EXERCISE GOAL:
Below are records to repeat exactly. Omit the pictures from the copy.

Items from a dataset
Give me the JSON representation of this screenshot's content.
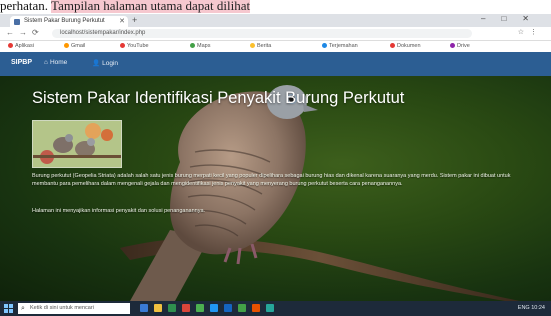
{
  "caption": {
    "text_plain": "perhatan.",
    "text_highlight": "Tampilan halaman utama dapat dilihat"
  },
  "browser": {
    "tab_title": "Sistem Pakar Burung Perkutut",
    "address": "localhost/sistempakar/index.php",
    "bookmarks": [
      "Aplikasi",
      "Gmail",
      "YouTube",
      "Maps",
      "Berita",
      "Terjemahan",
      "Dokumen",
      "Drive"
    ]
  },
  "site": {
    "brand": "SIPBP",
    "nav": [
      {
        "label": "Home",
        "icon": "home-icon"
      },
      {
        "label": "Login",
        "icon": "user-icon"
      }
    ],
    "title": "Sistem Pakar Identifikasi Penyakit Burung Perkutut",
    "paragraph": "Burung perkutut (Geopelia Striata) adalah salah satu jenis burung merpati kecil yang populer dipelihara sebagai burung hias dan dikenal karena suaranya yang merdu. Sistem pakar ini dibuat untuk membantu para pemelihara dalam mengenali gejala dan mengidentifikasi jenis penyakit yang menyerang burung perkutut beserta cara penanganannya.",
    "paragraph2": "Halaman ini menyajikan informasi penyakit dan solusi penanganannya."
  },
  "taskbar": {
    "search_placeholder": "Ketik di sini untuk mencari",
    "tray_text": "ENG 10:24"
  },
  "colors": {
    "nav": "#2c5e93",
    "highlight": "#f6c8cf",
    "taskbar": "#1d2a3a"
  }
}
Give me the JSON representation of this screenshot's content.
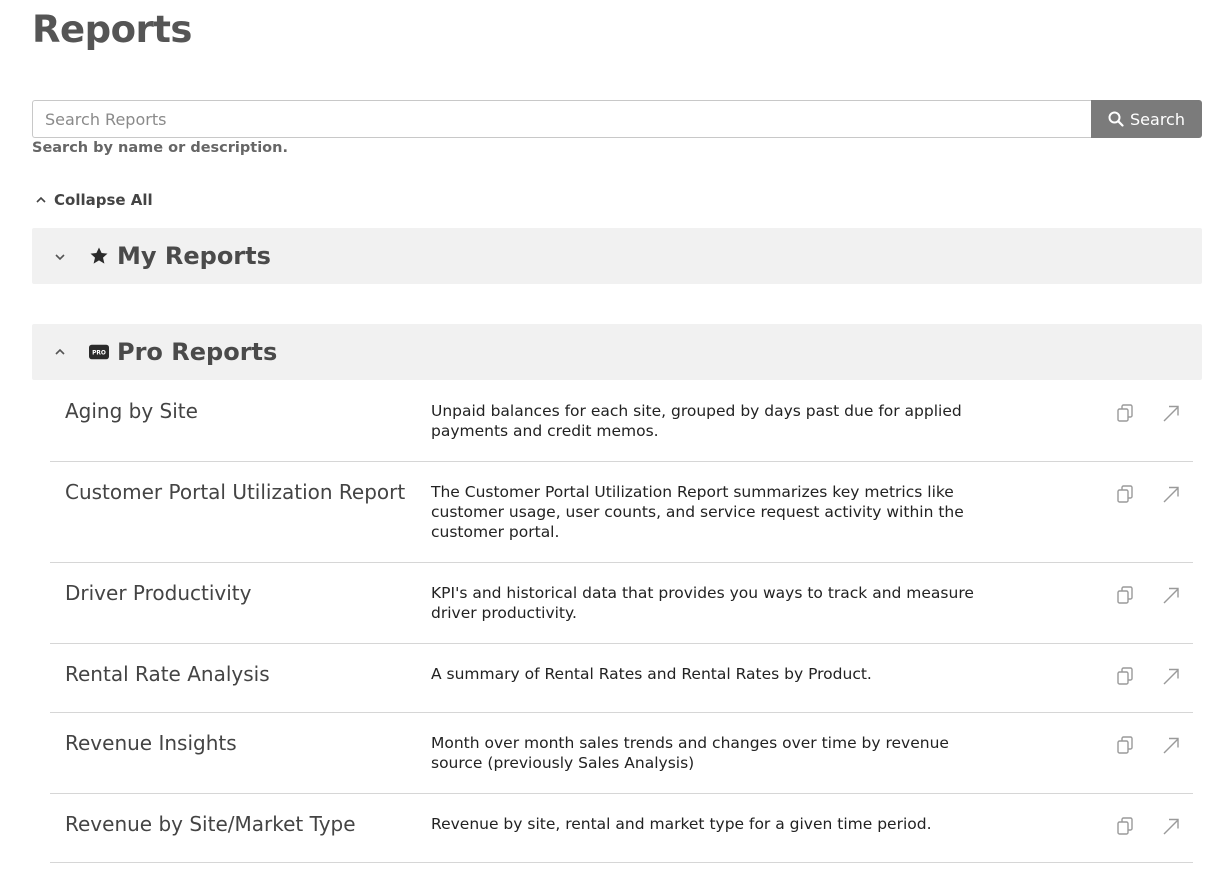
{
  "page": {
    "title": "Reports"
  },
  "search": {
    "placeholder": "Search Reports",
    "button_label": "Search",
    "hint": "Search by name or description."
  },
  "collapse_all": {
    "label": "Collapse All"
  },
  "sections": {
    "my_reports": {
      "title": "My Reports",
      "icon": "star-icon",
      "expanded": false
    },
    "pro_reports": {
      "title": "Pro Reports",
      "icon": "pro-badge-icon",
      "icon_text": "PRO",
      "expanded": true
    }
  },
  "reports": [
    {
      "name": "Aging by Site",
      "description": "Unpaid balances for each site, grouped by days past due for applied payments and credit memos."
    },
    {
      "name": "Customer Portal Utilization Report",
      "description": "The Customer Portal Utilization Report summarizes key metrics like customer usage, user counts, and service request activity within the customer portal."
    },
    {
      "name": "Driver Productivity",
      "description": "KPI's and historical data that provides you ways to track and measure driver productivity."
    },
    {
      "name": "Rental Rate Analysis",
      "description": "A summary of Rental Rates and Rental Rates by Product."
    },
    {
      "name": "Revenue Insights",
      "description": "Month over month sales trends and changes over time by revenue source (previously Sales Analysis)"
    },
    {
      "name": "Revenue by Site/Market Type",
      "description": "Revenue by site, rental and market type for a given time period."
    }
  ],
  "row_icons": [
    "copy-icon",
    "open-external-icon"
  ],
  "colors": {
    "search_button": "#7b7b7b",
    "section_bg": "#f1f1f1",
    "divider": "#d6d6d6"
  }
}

SOLVED PROBLEM:
Give me the JSON representation of this screenshot's content.
{
  "caption": {
    "text_plain": "perhatan.",
    "text_highlight": "Tampilan halaman utama dapat dilihat"
  },
  "browser": {
    "tab_title": "Sistem Pakar Burung Perkutut",
    "address": "localhost/sistempakar/index.php",
    "bookmarks": [
      "Aplikasi",
      "Gmail",
      "YouTube",
      "Maps",
      "Berita",
      "Terjemahan",
      "Dokumen",
      "Drive"
    ]
  },
  "site": {
    "brand": "SIPBP",
    "nav": [
      {
        "label": "Home",
        "icon": "home-icon"
      },
      {
        "label": "Login",
        "icon": "user-icon"
      }
    ],
    "title": "Sistem Pakar Identifikasi Penyakit Burung Perkutut",
    "paragraph": "Burung perkutut (Geopelia Striata) adalah salah satu jenis burung merpati kecil yang populer dipelihara sebagai burung hias dan dikenal karena suaranya yang merdu. Sistem pakar ini dibuat untuk membantu para pemelihara dalam mengenali gejala dan mengidentifikasi jenis penyakit yang menyerang burung perkutut beserta cara penanganannya.",
    "paragraph2": "Halaman ini menyajikan informasi penyakit dan solusi penanganannya."
  },
  "taskbar": {
    "search_placeholder": "Ketik di sini untuk mencari",
    "tray_text": "ENG 10:24"
  },
  "colors": {
    "nav": "#2c5e93",
    "highlight": "#f6c8cf",
    "taskbar": "#1d2a3a"
  }
}
Give me the JSON representation of this screenshot's content.
{
  "page": {
    "title": "Reports"
  },
  "search": {
    "placeholder": "Search Reports",
    "button_label": "Search",
    "hint": "Search by name or description."
  },
  "collapse_all": {
    "label": "Collapse All"
  },
  "sections": {
    "my_reports": {
      "title": "My Reports",
      "icon": "star-icon",
      "expanded": false
    },
    "pro_reports": {
      "title": "Pro Reports",
      "icon": "pro-badge-icon",
      "icon_text": "PRO",
      "expanded": true
    }
  },
  "reports": [
    {
      "name": "Aging by Site",
      "description": "Unpaid balances for each site, grouped by days past due for applied payments and credit memos."
    },
    {
      "name": "Customer Portal Utilization Report",
      "description": "The Customer Portal Utilization Report summarizes key metrics like customer usage, user counts, and service request activity within the customer portal."
    },
    {
      "name": "Driver Productivity",
      "description": "KPI's and historical data that provides you ways to track and measure driver productivity."
    },
    {
      "name": "Rental Rate Analysis",
      "description": "A summary of Rental Rates and Rental Rates by Product."
    },
    {
      "name": "Revenue Insights",
      "description": "Month over month sales trends and changes over time by revenue source (previously Sales Analysis)"
    },
    {
      "name": "Revenue by Site/Market Type",
      "description": "Revenue by site, rental and market type for a given time period."
    }
  ],
  "row_icons": [
    "copy-icon",
    "open-external-icon"
  ],
  "colors": {
    "search_button": "#7b7b7b",
    "section_bg": "#f1f1f1",
    "divider": "#d6d6d6"
  }
}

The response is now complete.